▸ EXTRACTED ENTRIES:
[START]
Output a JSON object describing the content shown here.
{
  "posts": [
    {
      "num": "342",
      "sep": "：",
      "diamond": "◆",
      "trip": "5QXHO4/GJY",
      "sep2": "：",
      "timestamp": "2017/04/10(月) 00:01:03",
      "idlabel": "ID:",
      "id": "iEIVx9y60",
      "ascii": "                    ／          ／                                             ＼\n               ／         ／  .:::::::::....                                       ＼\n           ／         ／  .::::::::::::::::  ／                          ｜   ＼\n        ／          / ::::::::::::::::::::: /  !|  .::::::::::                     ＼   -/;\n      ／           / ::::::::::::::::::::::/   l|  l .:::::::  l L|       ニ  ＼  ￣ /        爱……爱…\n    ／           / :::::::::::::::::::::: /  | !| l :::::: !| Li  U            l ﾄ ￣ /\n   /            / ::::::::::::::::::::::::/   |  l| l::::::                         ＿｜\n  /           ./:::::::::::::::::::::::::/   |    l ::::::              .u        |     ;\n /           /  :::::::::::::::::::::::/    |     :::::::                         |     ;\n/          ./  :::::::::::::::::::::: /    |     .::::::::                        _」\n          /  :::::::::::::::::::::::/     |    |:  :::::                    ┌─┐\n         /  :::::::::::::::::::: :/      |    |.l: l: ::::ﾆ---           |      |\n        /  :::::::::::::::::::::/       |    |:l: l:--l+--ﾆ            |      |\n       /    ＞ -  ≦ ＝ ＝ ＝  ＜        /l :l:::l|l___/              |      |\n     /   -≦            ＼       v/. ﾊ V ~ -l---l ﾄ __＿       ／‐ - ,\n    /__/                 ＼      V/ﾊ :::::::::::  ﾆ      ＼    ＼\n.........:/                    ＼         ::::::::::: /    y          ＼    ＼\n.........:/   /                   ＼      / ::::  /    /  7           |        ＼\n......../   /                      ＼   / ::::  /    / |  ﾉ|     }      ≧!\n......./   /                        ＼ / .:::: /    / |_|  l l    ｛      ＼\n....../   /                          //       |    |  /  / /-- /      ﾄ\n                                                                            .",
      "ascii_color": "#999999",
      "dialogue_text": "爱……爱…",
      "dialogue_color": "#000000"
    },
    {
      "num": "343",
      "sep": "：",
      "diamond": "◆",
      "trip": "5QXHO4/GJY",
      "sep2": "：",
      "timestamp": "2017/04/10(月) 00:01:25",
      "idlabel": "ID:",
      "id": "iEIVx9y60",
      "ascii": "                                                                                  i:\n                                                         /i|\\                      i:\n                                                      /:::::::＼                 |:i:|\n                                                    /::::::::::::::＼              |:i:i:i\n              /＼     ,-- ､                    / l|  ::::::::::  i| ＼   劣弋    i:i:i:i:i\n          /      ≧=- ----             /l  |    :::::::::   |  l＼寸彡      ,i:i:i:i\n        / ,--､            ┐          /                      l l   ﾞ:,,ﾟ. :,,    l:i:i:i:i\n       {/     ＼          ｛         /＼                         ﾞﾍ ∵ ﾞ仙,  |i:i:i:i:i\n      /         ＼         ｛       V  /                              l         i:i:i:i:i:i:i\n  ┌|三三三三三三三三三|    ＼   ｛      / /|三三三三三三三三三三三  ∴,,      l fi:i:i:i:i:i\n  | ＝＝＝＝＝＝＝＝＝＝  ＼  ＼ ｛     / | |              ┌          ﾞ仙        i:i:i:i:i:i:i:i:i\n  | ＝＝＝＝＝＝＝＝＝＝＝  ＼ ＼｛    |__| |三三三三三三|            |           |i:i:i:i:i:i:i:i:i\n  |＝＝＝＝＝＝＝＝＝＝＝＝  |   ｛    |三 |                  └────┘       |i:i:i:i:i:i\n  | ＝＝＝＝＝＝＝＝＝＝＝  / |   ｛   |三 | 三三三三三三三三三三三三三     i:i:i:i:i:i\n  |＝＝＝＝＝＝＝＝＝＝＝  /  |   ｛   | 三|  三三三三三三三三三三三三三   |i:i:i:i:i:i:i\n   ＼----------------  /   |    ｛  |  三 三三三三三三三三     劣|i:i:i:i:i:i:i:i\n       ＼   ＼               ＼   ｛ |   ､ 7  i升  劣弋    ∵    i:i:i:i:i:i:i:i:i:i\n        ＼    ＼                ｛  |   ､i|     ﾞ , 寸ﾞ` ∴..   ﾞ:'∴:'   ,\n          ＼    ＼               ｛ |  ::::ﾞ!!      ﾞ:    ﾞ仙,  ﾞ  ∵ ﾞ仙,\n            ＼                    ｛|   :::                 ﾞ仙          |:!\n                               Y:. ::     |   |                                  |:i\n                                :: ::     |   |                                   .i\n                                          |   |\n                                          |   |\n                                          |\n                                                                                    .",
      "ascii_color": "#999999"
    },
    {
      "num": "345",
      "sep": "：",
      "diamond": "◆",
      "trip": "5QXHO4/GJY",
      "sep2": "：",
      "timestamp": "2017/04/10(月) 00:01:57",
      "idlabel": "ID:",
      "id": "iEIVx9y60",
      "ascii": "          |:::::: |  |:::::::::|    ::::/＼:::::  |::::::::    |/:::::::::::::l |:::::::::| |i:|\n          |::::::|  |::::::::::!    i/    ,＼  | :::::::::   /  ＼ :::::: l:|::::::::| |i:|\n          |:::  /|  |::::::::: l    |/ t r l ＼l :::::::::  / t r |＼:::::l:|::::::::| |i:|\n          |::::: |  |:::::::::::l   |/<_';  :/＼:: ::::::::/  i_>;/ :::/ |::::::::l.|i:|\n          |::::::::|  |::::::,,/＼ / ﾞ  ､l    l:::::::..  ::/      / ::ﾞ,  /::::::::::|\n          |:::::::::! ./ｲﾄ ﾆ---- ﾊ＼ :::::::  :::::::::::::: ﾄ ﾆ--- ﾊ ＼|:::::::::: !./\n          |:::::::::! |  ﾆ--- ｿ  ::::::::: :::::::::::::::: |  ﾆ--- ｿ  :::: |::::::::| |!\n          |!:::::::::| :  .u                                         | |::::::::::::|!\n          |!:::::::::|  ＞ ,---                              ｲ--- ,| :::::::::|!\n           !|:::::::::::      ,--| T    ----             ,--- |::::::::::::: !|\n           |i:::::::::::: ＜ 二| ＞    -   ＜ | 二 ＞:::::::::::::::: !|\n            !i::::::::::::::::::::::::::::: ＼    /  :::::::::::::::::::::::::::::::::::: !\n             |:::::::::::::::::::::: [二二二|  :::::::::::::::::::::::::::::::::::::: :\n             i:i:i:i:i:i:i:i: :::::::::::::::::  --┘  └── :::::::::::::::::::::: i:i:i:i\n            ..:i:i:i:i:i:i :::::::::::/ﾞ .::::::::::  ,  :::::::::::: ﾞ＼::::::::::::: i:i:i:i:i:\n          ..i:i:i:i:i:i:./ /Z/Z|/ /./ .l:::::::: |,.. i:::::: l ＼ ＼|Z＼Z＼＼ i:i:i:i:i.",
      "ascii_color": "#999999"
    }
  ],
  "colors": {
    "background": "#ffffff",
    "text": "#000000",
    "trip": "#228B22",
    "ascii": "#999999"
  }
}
[END]
▸ JOB: Extract all of the data shown above without alteration.

▸ EXERCISE RESPONSE:
Output a JSON object describing the content shown here.
{
  "posts": [
    {
      "num": "342",
      "sep": "：",
      "diamond": "◆",
      "trip": "5QXHO4/GJY",
      "sep2": "：",
      "timestamp": "2017/04/10(月) 00:01:03",
      "idlabel": "ID:",
      "id": "iEIVx9y60",
      "ascii": "                    ／          ／                                             ＼\n               ／         ／  .:::::::::....                                       ＼\n           ／         ／  .::::::::::::::::  ／                          ｜   ＼\n        ／          / ::::::::::::::::::::: /  !|  .::::::::::                     ＼   -/;\n      ／           / ::::::::::::::::::::::/   l|  l .:::::::  l L|       ニ  ＼  ￣ /        爱……爱…\n    ／           / :::::::::::::::::::::: /  | !| l :::::: !| Li  U            l ﾄ ￣ /\n   /            / ::::::::::::::::::::::::/   |  l| l::::::                         ＿｜\n  /           ./:::::::::::::::::::::::::/   |    l ::::::              .u        |     ;\n /           /  :::::::::::::::::::::::/    |     :::::::                         |     ;\n/          ./  :::::::::::::::::::::: /    |     .::::::::                        _」\n          /  :::::::::::::::::::::::/     |    |:  :::::                    ┌─┐\n         /  :::::::::::::::::::: :/      |    |.l: l: ::::ﾆ---           |      |\n        /  :::::::::::::::::::::/       |    |:l: l:--l+--ﾆ            |      |\n       /    ＞ -  ≦ ＝ ＝ ＝  ＜        /l :l:::l|l___/              |      |\n     /   -≦            ＼       v/. ﾊ V ~ -l---l ﾄ __＿       ／‐ - ,\n    /__/                 ＼      V/ﾊ :::::::::::  ﾆ      ＼    ＼\n.........:/                    ＼         ::::::::::: /    y          ＼    ＼\n.........:/   /                   ＼      / ::::  /    /  7           |        ＼\n......../   /                      ＼   / ::::  /    / |  ﾉ|     }      ≧!\n......./   /                        ＼ / .:::: /    / |_|  l l    ｛      ＼\n....../   /                          //       |    |  /  / /-- /      ﾄ\n                                                                            .",
      "ascii_color": "#999999",
      "dialogue_text": "爱……爱…",
      "dialogue_color": "#000000"
    },
    {
      "num": "343",
      "sep": "：",
      "diamond": "◆",
      "trip": "5QXHO4/GJY",
      "sep2": "：",
      "timestamp": "2017/04/10(月) 00:01:25",
      "idlabel": "ID:",
      "id": "iEIVx9y60",
      "ascii": "                                                                                  i:\n                                                         /i|\\                      i:\n                                                      /:::::::＼                 |:i:|\n                                                    /::::::::::::::＼              |:i:i:i\n              /＼     ,-- ､                    / l|  ::::::::::  i| ＼   劣弋    i:i:i:i:i\n          /      ≧=- ----             /l  |    :::::::::   |  l＼寸彡      ,i:i:i:i\n        / ,--､            ┐          /                      l l   ﾞ:,,ﾟ. :,,    l:i:i:i:i\n       {/     ＼          ｛         /＼                         ﾞﾍ ∵ ﾞ仙,  |i:i:i:i:i\n      /         ＼         ｛       V  /                              l         i:i:i:i:i:i:i\n  ┌|三三三三三三三三三|    ＼   ｛      / /|三三三三三三三三三三三  ∴,,      l fi:i:i:i:i:i\n  | ＝＝＝＝＝＝＝＝＝＝  ＼  ＼ ｛     / | |              ┌          ﾞ仙        i:i:i:i:i:i:i:i:i\n  | ＝＝＝＝＝＝＝＝＝＝＝  ＼ ＼｛    |__| |三三三三三三|            |           |i:i:i:i:i:i:i:i:i\n  |＝＝＝＝＝＝＝＝＝＝＝＝  |   ｛    |三 |                  └────┘       |i:i:i:i:i:i\n  | ＝＝＝＝＝＝＝＝＝＝＝  / |   ｛   |三 | 三三三三三三三三三三三三三     i:i:i:i:i:i\n  |＝＝＝＝＝＝＝＝＝＝＝  /  |   ｛   | 三|  三三三三三三三三三三三三三   |i:i:i:i:i:i:i\n   ＼----------------  /   |    ｛  |  三 三三三三三三三三     劣|i:i:i:i:i:i:i:i\n       ＼   ＼               ＼   ｛ |   ､ 7  i升  劣弋    ∵    i:i:i:i:i:i:i:i:i:i\n        ＼    ＼                ｛  |   ､i|     ﾞ , 寸ﾞ` ∴..   ﾞ:'∴:'   ,\n          ＼    ＼               ｛ |  ::::ﾞ!!      ﾞ:    ﾞ仙,  ﾞ  ∵ ﾞ仙,\n            ＼                    ｛|   :::                 ﾞ仙          |:!\n                               Y:. ::     |   |                                  |:i\n                                :: ::     |   |                                   .i\n                                          |   |\n                                          |   |\n                                          |\n                                                                                    .",
      "ascii_color": "#999999"
    },
    {
      "num": "345",
      "sep": "：",
      "diamond": "◆",
      "trip": "5QXHO4/GJY",
      "sep2": "：",
      "timestamp": "2017/04/10(月) 00:01:57",
      "idlabel": "ID:",
      "id": "iEIVx9y60",
      "ascii": "          |:::::: |  |:::::::::|    ::::/＼:::::  |::::::::    |/:::::::::::::l |:::::::::| |i:|\n          |::::::|  |::::::::::!    i/    ,＼  | :::::::::   /  ＼ :::::: l:|::::::::| |i:|\n          |:::  /|  |::::::::: l    |/ t r l ＼l :::::::::  / t r |＼:::::l:|::::::::| |i:|\n          |::::: |  |:::::::::::l   |/<_';  :/＼:: ::::::::/  i_>;/ :::/ |::::::::l.|i:|\n          |::::::::|  |::::::,,/＼ / ﾞ  ､l    l:::::::..  ::/      / ::ﾞ,  /::::::::::|\n          |:::::::::! ./ｲﾄ ﾆ---- ﾊ＼ :::::::  :::::::::::::: ﾄ ﾆ--- ﾊ ＼|:::::::::: !./\n          |:::::::::! |  ﾆ--- ｿ  ::::::::: :::::::::::::::: |  ﾆ--- ｿ  :::: |::::::::| |!\n          |!:::::::::| :  .u                                         | |::::::::::::|!\n          |!:::::::::|  ＞ ,---                              ｲ--- ,| :::::::::|!\n           !|:::::::::::      ,--| T    ----             ,--- |::::::::::::: !|\n           |i:::::::::::: ＜ 二| ＞    -   ＜ | 二 ＞:::::::::::::::: !|\n            !i::::::::::::::::::::::::::::: ＼    /  :::::::::::::::::::::::::::::::::::: !\n             |:::::::::::::::::::::: [二二二|  :::::::::::::::::::::::::::::::::::::: :\n             i:i:i:i:i:i:i:i: :::::::::::::::::  --┘  └── :::::::::::::::::::::: i:i:i:i\n            ..:i:i:i:i:i:i :::::::::::/ﾞ .::::::::::  ,  :::::::::::: ﾞ＼::::::::::::: i:i:i:i:i:\n          ..i:i:i:i:i:i:./ /Z/Z|/ /./ .l:::::::: |,.. i:::::: l ＼ ＼|Z＼Z＼＼ i:i:i:i:i.",
      "ascii_color": "#999999"
    }
  ],
  "colors": {
    "background": "#ffffff",
    "text": "#000000",
    "trip": "#228B22",
    "ascii": "#999999"
  }
}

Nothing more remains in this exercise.